中村恵(国連UNHCR協会事務局長特命/渉外担当)・真の国際人 緒方貞子の生き方
1989年に国連難民高等弁務官事務所UNHCRに就職、ジュネーブの本部やミャンマーの援助現場での活動を経験したのち、2001年から緒方貞子さんのパーソナルアシスタントを務めました。 緒方貞子さんと言えば日本人初女性初の国連難民高等弁務官として10年間に渡り世界の難民のために尽くした人物です。 中村さんは比類なきリーダーとしての緒方さんをそばで見つめ、その強さとは何かをエッセンスを本にまとめ去年出版しました。 中村さんが緒方さんから引き継ごうとしているバトンとはどういうものか伺いました。
「難民に希望の光を 真の国際人 緒方貞子の生き方」という本を昨年出版。 中村さんは12年半に渡って緒方さんの近くで仕事をしながら見続けてきました。
緒方さんと最初に出会ったのが1991年国連難民高等弁務官としてジュネーブに赴任された時でした。 その後ご縁があってパーソナルアシスタントとして約2年半緒方さんのそばでお手伝いさせてもらえる機会がありました。 近くにいていろんなことを理解できるようになりました。 その後のお付き合いでも緒方さんからたくさんのことを学んだので、自分だけではなくこれからの若い世代の方に伝えることが出来れば、私なりに役割を果たせるのではないかと思って、3年ぐらいかかって本を出版することになりました。
緒方貞子さんは1927年、東京府東京市麻布区(現東京都港区)に生まれる。 父は外交官元フィンランド特命全権公使、母方の曽祖父は5・15事件で海軍青年将校に暗殺された元総理大臣の犬養 毅さん。 父に伴って幼少期にはアメリカで暮らし、聖心女子大学の一期生になりました。
英語が堪能で、どこに出ても全く物おじしない、品格があります。 日本語も綺麗な日本語を話します。 日本的でありながら国際的である、その二つが同居している魅力がありました。 聖心女子大学学長のマザーブリットは教育に心血を注いだ方で、何人かに聞いたんですが、自分が一番マザーブリットに愛されていたと思っていたというんです。 凄いことだと思います。 緒方さんも一身に受けて学生時代を過ごしたわけです。 自治会の会長も務める。 「自分の頭で考えなさい」と言われたそうです。 大学のテニス部の創設にも関わった様です。 国連難民高等弁務官になってもテニスは続けて居ました。 アメリカに留学して国際政治学を学んで博士号を取得。 国連の日本政府代表部の講師、上智大学の外国語学部長を経て、1991年に第8代国連難民高等弁務官に就任。

= = = = =

■ 短い課題 1: 下に並ぶ行のうち、「engages」という語を含む行がいくつあるかを数え、その数だけを答えよ。

= = = = =

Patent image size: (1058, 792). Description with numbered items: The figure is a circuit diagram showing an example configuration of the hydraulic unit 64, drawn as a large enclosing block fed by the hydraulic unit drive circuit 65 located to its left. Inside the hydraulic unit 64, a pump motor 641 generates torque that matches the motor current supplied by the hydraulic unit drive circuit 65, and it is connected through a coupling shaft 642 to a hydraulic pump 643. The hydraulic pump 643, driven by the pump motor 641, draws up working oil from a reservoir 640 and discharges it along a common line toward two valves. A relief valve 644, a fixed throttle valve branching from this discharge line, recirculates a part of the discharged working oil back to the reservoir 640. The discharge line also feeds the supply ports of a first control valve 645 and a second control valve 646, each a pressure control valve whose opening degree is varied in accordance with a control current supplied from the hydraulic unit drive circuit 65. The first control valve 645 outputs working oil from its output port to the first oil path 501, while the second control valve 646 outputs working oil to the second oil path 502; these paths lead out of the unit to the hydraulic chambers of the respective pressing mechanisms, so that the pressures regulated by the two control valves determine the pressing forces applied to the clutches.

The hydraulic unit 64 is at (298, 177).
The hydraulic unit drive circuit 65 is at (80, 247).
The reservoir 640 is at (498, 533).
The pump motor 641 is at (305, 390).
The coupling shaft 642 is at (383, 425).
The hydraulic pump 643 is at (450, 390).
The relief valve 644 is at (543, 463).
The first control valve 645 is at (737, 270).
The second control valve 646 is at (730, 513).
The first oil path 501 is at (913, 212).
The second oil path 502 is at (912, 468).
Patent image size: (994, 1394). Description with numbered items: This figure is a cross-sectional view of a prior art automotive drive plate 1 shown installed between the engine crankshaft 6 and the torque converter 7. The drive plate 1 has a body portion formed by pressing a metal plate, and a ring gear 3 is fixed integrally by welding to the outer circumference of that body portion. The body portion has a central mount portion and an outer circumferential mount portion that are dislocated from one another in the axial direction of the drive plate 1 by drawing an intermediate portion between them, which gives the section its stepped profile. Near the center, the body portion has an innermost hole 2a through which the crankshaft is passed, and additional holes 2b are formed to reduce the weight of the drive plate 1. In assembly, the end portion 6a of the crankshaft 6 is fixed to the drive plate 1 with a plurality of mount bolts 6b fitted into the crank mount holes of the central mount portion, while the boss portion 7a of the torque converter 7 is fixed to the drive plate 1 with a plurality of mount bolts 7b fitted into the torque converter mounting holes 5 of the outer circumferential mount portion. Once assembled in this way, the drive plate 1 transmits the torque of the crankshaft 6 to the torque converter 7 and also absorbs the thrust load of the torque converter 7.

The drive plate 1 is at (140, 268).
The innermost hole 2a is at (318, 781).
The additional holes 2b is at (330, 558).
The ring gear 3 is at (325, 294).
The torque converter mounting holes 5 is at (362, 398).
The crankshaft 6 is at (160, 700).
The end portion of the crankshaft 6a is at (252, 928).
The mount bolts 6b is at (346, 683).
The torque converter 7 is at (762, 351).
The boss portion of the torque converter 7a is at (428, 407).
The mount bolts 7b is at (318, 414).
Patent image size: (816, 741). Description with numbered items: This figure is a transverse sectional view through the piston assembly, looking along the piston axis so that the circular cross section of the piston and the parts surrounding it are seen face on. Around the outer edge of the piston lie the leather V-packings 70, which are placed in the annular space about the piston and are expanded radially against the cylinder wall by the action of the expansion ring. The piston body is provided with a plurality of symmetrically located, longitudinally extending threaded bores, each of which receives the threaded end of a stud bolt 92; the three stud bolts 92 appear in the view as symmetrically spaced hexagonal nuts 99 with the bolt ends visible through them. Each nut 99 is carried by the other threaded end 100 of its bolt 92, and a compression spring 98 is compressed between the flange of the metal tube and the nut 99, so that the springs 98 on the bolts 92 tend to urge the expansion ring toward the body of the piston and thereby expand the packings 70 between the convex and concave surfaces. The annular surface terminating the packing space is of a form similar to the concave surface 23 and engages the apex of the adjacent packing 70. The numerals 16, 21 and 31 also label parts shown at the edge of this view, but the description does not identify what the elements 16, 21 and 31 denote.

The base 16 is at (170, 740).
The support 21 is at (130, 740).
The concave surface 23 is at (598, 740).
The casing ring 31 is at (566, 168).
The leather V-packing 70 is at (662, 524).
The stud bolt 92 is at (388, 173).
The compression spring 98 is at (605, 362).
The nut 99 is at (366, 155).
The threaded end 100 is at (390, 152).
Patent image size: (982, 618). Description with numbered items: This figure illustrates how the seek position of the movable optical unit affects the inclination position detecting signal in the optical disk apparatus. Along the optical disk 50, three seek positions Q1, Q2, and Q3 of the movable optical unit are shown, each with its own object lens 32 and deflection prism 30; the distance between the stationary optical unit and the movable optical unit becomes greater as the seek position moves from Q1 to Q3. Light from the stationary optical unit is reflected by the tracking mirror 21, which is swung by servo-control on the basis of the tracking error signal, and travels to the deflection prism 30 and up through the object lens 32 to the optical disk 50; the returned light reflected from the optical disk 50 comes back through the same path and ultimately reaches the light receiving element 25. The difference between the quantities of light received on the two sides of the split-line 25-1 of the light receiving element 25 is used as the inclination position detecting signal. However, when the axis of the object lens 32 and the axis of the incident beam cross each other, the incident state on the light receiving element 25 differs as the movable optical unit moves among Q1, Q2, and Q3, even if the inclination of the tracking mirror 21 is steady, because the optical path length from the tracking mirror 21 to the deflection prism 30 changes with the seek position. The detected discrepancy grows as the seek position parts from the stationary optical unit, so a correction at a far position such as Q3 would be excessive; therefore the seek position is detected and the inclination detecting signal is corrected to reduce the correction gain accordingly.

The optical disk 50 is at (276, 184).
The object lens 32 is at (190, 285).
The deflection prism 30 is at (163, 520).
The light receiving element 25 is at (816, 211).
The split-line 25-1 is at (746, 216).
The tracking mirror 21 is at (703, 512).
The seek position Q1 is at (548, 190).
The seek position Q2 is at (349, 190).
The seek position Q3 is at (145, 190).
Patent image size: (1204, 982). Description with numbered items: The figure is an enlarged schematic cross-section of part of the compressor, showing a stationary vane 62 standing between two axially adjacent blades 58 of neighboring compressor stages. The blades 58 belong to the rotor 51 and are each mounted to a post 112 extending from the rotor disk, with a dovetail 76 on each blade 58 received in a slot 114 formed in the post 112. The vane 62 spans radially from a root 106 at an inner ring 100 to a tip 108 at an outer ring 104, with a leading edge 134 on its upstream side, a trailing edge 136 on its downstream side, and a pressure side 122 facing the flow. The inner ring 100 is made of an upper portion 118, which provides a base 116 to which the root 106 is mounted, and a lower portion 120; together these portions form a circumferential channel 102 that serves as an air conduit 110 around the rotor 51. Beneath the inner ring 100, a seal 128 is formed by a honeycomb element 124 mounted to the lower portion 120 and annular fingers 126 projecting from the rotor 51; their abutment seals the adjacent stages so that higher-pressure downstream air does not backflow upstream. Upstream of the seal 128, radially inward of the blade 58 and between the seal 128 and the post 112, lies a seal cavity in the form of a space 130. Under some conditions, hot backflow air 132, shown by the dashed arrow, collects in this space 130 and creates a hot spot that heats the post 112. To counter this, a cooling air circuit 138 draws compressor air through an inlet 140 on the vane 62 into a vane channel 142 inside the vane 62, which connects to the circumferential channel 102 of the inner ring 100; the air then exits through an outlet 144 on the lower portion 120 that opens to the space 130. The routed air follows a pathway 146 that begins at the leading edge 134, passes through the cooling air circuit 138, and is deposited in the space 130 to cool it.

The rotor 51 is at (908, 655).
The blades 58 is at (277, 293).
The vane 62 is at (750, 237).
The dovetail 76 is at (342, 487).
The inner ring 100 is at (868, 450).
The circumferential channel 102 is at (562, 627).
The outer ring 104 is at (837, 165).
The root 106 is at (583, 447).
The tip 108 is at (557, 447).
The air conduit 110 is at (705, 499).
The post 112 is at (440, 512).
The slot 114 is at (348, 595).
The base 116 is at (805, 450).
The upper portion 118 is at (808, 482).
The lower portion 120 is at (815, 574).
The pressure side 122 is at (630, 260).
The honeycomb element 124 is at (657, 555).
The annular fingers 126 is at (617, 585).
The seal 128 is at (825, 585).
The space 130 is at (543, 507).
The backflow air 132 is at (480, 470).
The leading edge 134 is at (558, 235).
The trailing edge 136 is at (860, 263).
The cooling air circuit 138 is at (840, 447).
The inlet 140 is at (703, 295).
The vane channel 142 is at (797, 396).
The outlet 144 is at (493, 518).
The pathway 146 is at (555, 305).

= = = = =

■ 短い課題 2: 緒方貞子についての文章の最後の文に続けて、その先を書き継げ。

■ 課題への解答 1: 1

■ 課題への解答 2:
緒方さんが来る前に、ベルリンの壁が崩壊して世界が大きく変動、当時UNHCRで内部スキャンダルがあって、これからいらない組織になるのではないかと言われていました。 第7代弁務官が凄いリストラをして暗い職場になっていました。 そんななかで緒方さんが就任しました。 難民というのは、 英語でrefugeeと言いますが、 refuge(避難、保護、避難所)という言葉から発生した言葉です。 避難民と和訳したほうが近いかもしれません。 昨年5月には避難民は1億人を超えてしまったと発表されている。 11月に人口が80億人を超えたという発表がありましたが、80人に1人が避難民になっているという現実です。
UNHCRの仕事は命を助ける事です。 政治的な解決がない限り、物事は進まない。 でも命の危険のある人がいたらをけたい。 難民支援においては希望が大切です。 命を助ける事だけではなくて、希望を繋いでいくことがいかに大切か、を改めて確信しました。 希望に想いを託す、希望がないと生きて行けない。 未来への希望さえあれば今日を生き抜くことができる。
危険なところへ緒方さんが行くから職員も奮い立つわけです。 緒方さんが満州事変について博士論文を書いています。 実証主義で満州事変のことを纏めています。 その原体験をも
って難民問題についても事実を集めて分析する態度に繋がって行ったと思います。 物事をきちんとするタイプで緒方さんはよく質問しました。 速読出来る方だったとも聞いています。(処理能力の凄さ)
緒方さんからの大事なキーワードが6つ、①並外れた体力 ②言葉の使い手 ③学ぶ力 ④超我の奉仕 ⑤楽天性 ⑥ぶれない信念 緒方さんは物事をシンプルに判りやすく伝えることが上手でした。(抽象的な言葉は使わない、具体的) 「ものは言いようですよ」と言われたことが印象的でした。 言葉を受け取る側のことを常に考えて言葉を発する。 日常生活でも同様ですね。 緒方さんは精神がぶれないです。 楽天的な性格です。 これから起こる事に対して無駄な妄想、心配はしない。 今の一瞬に最善を尽くして生きているんだと思います。 若い人には今から心身を鍛えてゆくことが重要ですよと、この本で伝えたかった。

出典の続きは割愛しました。